What you are asked to do:
Show all lines holding the string "Damping".

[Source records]
----------
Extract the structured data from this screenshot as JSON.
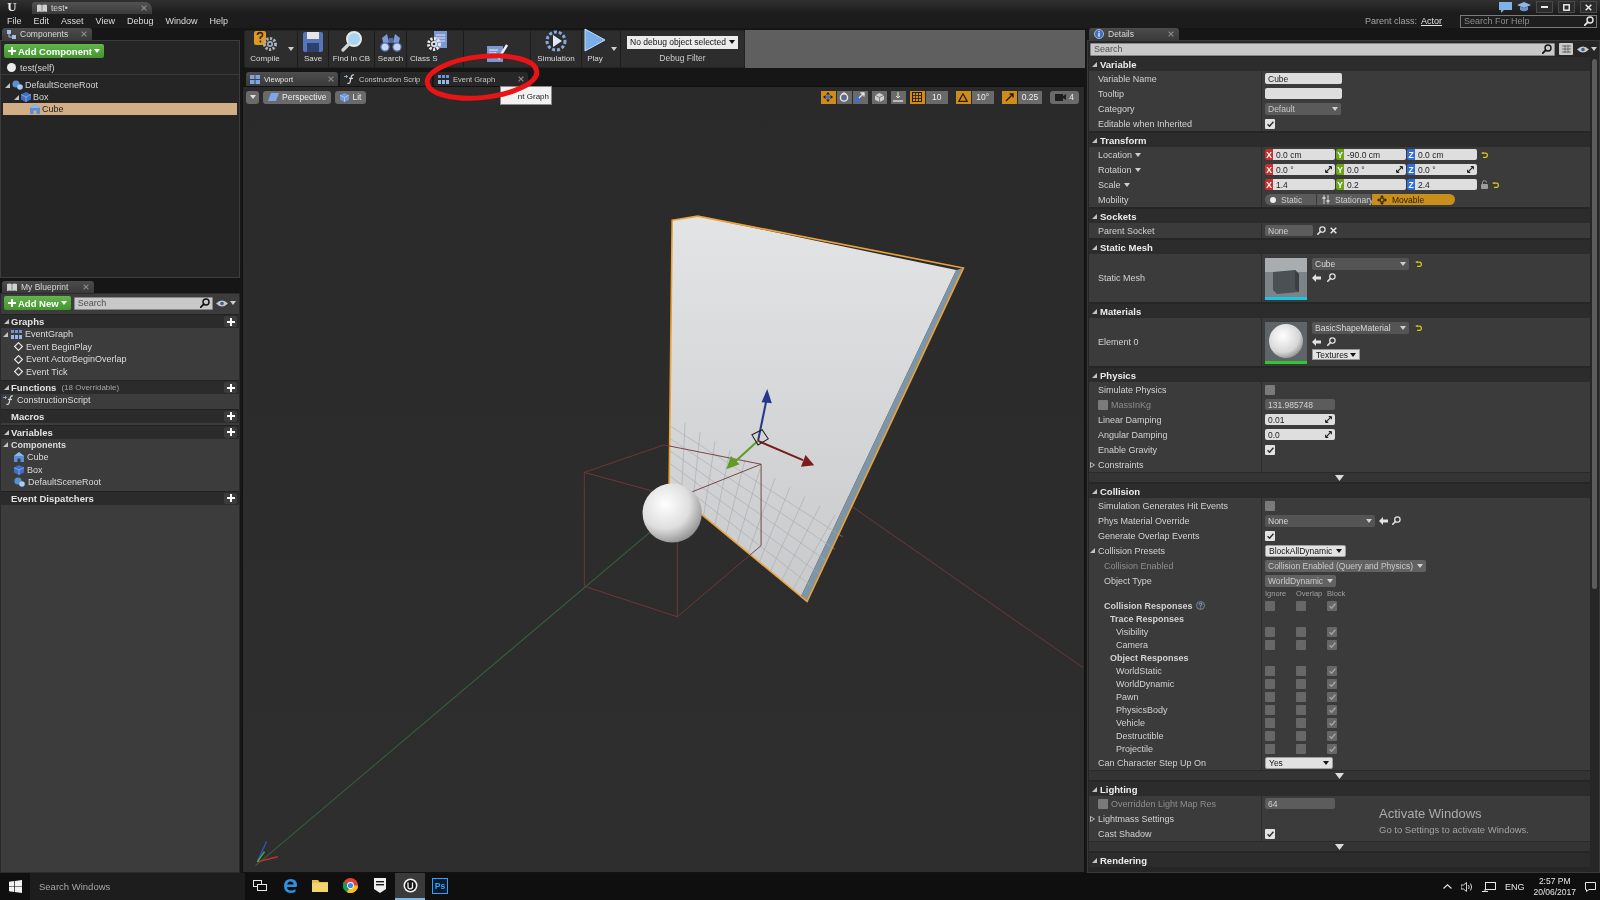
{
  "title_bar": {
    "logo": "U",
    "tab": "test•"
  },
  "menu_bar": {
    "items": [
      "File",
      "Edit",
      "Asset",
      "View",
      "Debug",
      "Window",
      "Help"
    ],
    "parent_class_label": "Parent class:",
    "parent_class": "Actor",
    "help_search": {
      "placeholder": "Search For Help"
    }
  },
  "components_panel": {
    "tab": "Components",
    "add_button": "Add Component",
    "self_item": "test(self)",
    "tree": [
      {
        "label": "DefaultSceneRoot",
        "kind": "scene",
        "expanded": true,
        "selected": false,
        "children": [
          {
            "label": "Box",
            "kind": "box",
            "expanded": true,
            "selected": false,
            "children": [
              {
                "label": "Cube",
                "kind": "mesh",
                "selected": true
              }
            ]
          }
        ]
      }
    ]
  },
  "my_blueprint": {
    "tab": "My Blueprint",
    "add_button": "Add New",
    "search": {
      "placeholder": "Search"
    },
    "categories": [
      {
        "title": "Graphs",
        "expanded": true,
        "add": true,
        "items": [
          {
            "label": "EventGraph",
            "kind": "graph",
            "expanded": true,
            "children": [
              {
                "label": "Event BeginPlay",
                "kind": "event"
              },
              {
                "label": "Event ActorBeginOverlap",
                "kind": "event"
              },
              {
                "label": "Event Tick",
                "kind": "event"
              }
            ]
          }
        ]
      },
      {
        "title": "Functions",
        "note": "(18 Overridable)",
        "expanded": true,
        "add": true,
        "items": [
          {
            "label": "ConstructionScript",
            "kind": "function"
          }
        ]
      },
      {
        "title": "Macros",
        "add": true
      },
      {
        "title": "Variables",
        "expanded": true,
        "add": true,
        "items": [
          {
            "label": "Components",
            "kind": "category",
            "expanded": true,
            "children": [
              {
                "label": "Cube",
                "kind": "mesh"
              },
              {
                "label": "Box",
                "kind": "box"
              },
              {
                "label": "DefaultSceneRoot",
                "kind": "scene"
              }
            ]
          }
        ]
      },
      {
        "title": "Event Dispatchers",
        "add": true
      }
    ]
  },
  "toolbar": {
    "buttons": [
      {
        "kind": "compile",
        "label": "Compile",
        "dropdown": true
      },
      {
        "kind": "save",
        "label": "Save"
      },
      {
        "kind": "find",
        "label": "Find in CB"
      },
      {
        "kind": "search",
        "label": "Search"
      },
      {
        "kind": "class-settings",
        "label": "Class S"
      },
      {
        "kind": "class-defaults"
      },
      {
        "kind": "simulation",
        "label": "Simulation"
      },
      {
        "kind": "play",
        "label": "Play",
        "dropdown": true
      }
    ],
    "debug_filter": {
      "value": "No debug object selected",
      "label": "Debug Filter"
    }
  },
  "editor_tabs": [
    {
      "label": "Viewport",
      "kind": "viewport",
      "selected": true,
      "close_button": true
    },
    {
      "label": "Construction Scrip",
      "kind": "function",
      "selected": false
    },
    {
      "label": "Event Graph",
      "kind": "graph",
      "selected": false,
      "close_button": true
    }
  ],
  "tooltip": "nt Graph",
  "annotation": {
    "kind": "ellipse"
  },
  "viewport": {
    "view_buttons": [
      {
        "kind": "perspective",
        "label": "Perspective"
      },
      {
        "kind": "lit",
        "label": "Lit"
      }
    ],
    "transform_modes": [
      {
        "kind": "translate",
        "selected": true
      },
      {
        "kind": "rotate",
        "selected": false
      },
      {
        "kind": "scale",
        "selected": false
      }
    ],
    "snaps": [
      {
        "kind": "grid",
        "on": true,
        "value": "10"
      },
      {
        "kind": "rotation",
        "on": true,
        "value": "10°"
      },
      {
        "kind": "scale",
        "on": true,
        "value": "0.25"
      }
    ],
    "camera_speed": "4"
  },
  "details": {
    "tab": "Details",
    "search": {
      "placeholder": "Search"
    },
    "sections": [
      {
        "title": "Variable",
        "expanded": true,
        "rows": [
          {
            "kind": "text",
            "label": "Variable Name",
            "value": "Cube"
          },
          {
            "kind": "text",
            "label": "Tooltip"
          },
          {
            "kind": "combo",
            "label": "Category",
            "value": "Default"
          },
          {
            "kind": "checkbox",
            "label": "Editable when Inherited",
            "checked": true,
            "disabled": false
          }
        ]
      },
      {
        "title": "Transform",
        "expanded": true,
        "rows": [
          {
            "kind": "vector",
            "label": "Location",
            "menu": true,
            "reset": true,
            "fields": [
              {
                "axis": "X",
                "color": "#c8302b",
                "value": "0.0 cm"
              },
              {
                "axis": "Y",
                "color": "#6aa51c",
                "value": "-90.0 cm"
              },
              {
                "axis": "Z",
                "color": "#2e6fd8",
                "value": "0.0 cm"
              }
            ]
          },
          {
            "kind": "vector",
            "label": "Rotation",
            "menu": true,
            "spin": true,
            "fields": [
              {
                "axis": "X",
                "color": "#c8302b",
                "value": "0.0 °"
              },
              {
                "axis": "Y",
                "color": "#6aa51c",
                "value": "0.0 °"
              },
              {
                "axis": "Z",
                "color": "#2e6fd8",
                "value": "0.0 °"
              }
            ]
          },
          {
            "kind": "vector",
            "label": "Scale",
            "menu": true,
            "lock": true,
            "reset": true,
            "fields": [
              {
                "axis": "X",
                "color": "#c8302b",
                "value": "1.4"
              },
              {
                "axis": "Y",
                "color": "#6aa51c",
                "value": "0.2"
              },
              {
                "axis": "Z",
                "color": "#2e6fd8",
                "value": "2.4"
              }
            ]
          },
          {
            "kind": "mobility",
            "label": "Mobility",
            "options": [
              {
                "label": "Static",
                "kind": "static",
                "selected": false
              },
              {
                "label": "Stationary",
                "kind": "stationary",
                "selected": false
              },
              {
                "label": "Movable",
                "kind": "movable",
                "selected": true
              }
            ]
          }
        ]
      },
      {
        "title": "Sockets",
        "expanded": true,
        "rows": [
          {
            "kind": "socket",
            "label": "Parent Socket",
            "value": "None"
          }
        ]
      },
      {
        "title": "Static Mesh",
        "expanded": true,
        "rows": [
          {
            "kind": "mesh-asset",
            "label": "Static Mesh",
            "value": "Cube",
            "reset": true
          }
        ]
      },
      {
        "title": "Materials",
        "expanded": true,
        "rows": [
          {
            "kind": "material-asset",
            "label": "Element 0",
            "value": "BasicShapeMaterial",
            "reset": true,
            "button": "Textures"
          }
        ]
      },
      {
        "title": "Physics",
        "expanded": true,
        "advanced": true,
        "rows": [
          {
            "kind": "checkbox",
            "label": "Simulate Physics",
            "checked": false,
            "disabled": false
          },
          {
            "kind": "override",
            "label": "MassInKg",
            "checked": false,
            "value": "131.985748"
          },
          {
            "kind": "number",
            "label": "Linear Damping",
            "value": "0.01",
            "spin": true
          },
          {
            "kind": "number",
            "label": "Angular Damping",
            "value": "0.0",
            "spin": true
          },
          {
            "kind": "checkbox",
            "label": "Enable Gravity",
            "checked": true,
            "disabled": false
          },
          {
            "kind": "group",
            "label": "Constraints",
            "expanded": false
          }
        ]
      },
      {
        "title": "Collision",
        "expanded": true,
        "advanced": true,
        "rows": [
          {
            "kind": "checkbox",
            "label": "Simulation Generates Hit Events",
            "checked": false,
            "disabled": false
          },
          {
            "kind": "picker",
            "label": "Phys Material Override",
            "value": "None"
          },
          {
            "kind": "checkbox",
            "label": "Generate Overlap Events",
            "checked": true,
            "disabled": false
          },
          {
            "kind": "dropdown",
            "label": "Collision Presets",
            "value": "BlockAllDynamic",
            "disabled": false,
            "expanded": true,
            "children": [
              {
                "kind": "dropdown",
                "label": "Collision Enabled",
                "value": "Collision Enabled (Query and Physics)",
                "disabled": true,
                "label_muted": true
              },
              {
                "kind": "dropdown",
                "label": "Object Type",
                "value": "WorldDynamic",
                "disabled": true
              },
              {
                "kind": "columns",
                "labels": [
                  "Ignore",
                  "Overlap",
                  "Block"
                ]
              },
              {
                "kind": "responses",
                "label": "Collision Responses",
                "bold": true,
                "help": true,
                "disabled": true,
                "checks": [
                  false,
                  false,
                  true
                ],
                "children": [
                  {
                    "kind": "heading",
                    "label": "Trace Responses",
                    "children": [
                      {
                        "kind": "responses",
                        "label": "Visibility",
                        "disabled": true,
                        "checks": [
                          false,
                          false,
                          true
                        ]
                      },
                      {
                        "kind": "responses",
                        "label": "Camera",
                        "disabled": true,
                        "checks": [
                          false,
                          false,
                          true
                        ]
                      }
                    ]
                  },
                  {
                    "kind": "heading",
                    "label": "Object Responses",
                    "children": [
                      {
                        "kind": "responses",
                        "label": "WorldStatic",
                        "disabled": true,
                        "checks": [
                          false,
                          false,
                          true
                        ]
                      },
                      {
                        "kind": "responses",
                        "label": "WorldDynamic",
                        "disabled": true,
                        "checks": [
                          false,
                          false,
                          true
                        ]
                      },
                      {
                        "kind": "responses",
                        "label": "Pawn",
                        "disabled": true,
                        "checks": [
                          false,
                          false,
                          true
                        ]
                      },
                      {
                        "kind": "responses",
                        "label": "PhysicsBody",
                        "disabled": true,
                        "checks": [
                          false,
                          false,
                          true
                        ]
                      },
                      {
                        "kind": "responses",
                        "label": "Vehicle",
                        "disabled": true,
                        "checks": [
                          false,
                          false,
                          true
                        ]
                      },
                      {
                        "kind": "responses",
                        "label": "Destructible",
                        "disabled": true,
                        "checks": [
                          false,
                          false,
                          true
                        ]
                      },
                      {
                        "kind": "responses",
                        "label": "Projectile",
                        "disabled": true,
                        "checks": [
                          false,
                          false,
                          true
                        ]
                      }
                    ]
                  }
                ]
              }
            ]
          },
          {
            "kind": "dropdown",
            "label": "Can Character Step Up On",
            "value": "Yes",
            "disabled": false
          }
        ]
      },
      {
        "title": "Lighting",
        "expanded": true,
        "advanced": true,
        "rows": [
          {
            "kind": "override",
            "label": "Overridden Light Map Res",
            "checked": false,
            "value": "64"
          },
          {
            "kind": "group",
            "label": "Lightmass Settings",
            "expanded": false
          },
          {
            "kind": "checkbox",
            "label": "Cast Shadow",
            "checked": true,
            "disabled": false
          }
        ]
      },
      {
        "title": "Rendering",
        "expanded": true
      }
    ]
  },
  "taskbar": {
    "search": {
      "placeholder": "Search Windows"
    },
    "apps": [
      {
        "kind": "task-view",
        "active": false
      },
      {
        "kind": "edge",
        "active": false
      },
      {
        "kind": "explorer",
        "active": false
      },
      {
        "kind": "chrome",
        "active": false
      },
      {
        "kind": "epic",
        "active": false
      },
      {
        "kind": "unreal",
        "active": true
      },
      {
        "kind": "photoshop",
        "label": "Ps",
        "active": false
      }
    ],
    "language": "ENG",
    "time": "2:57 PM",
    "date": "20/06/2017"
  },
  "activation_notice": {
    "title": "Activate Windows",
    "subtitle": "Go to Settings to activate Windows."
  }
}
----------
Output of the task:
            "label": "Linear Damping",
            "label": "Angular Damping",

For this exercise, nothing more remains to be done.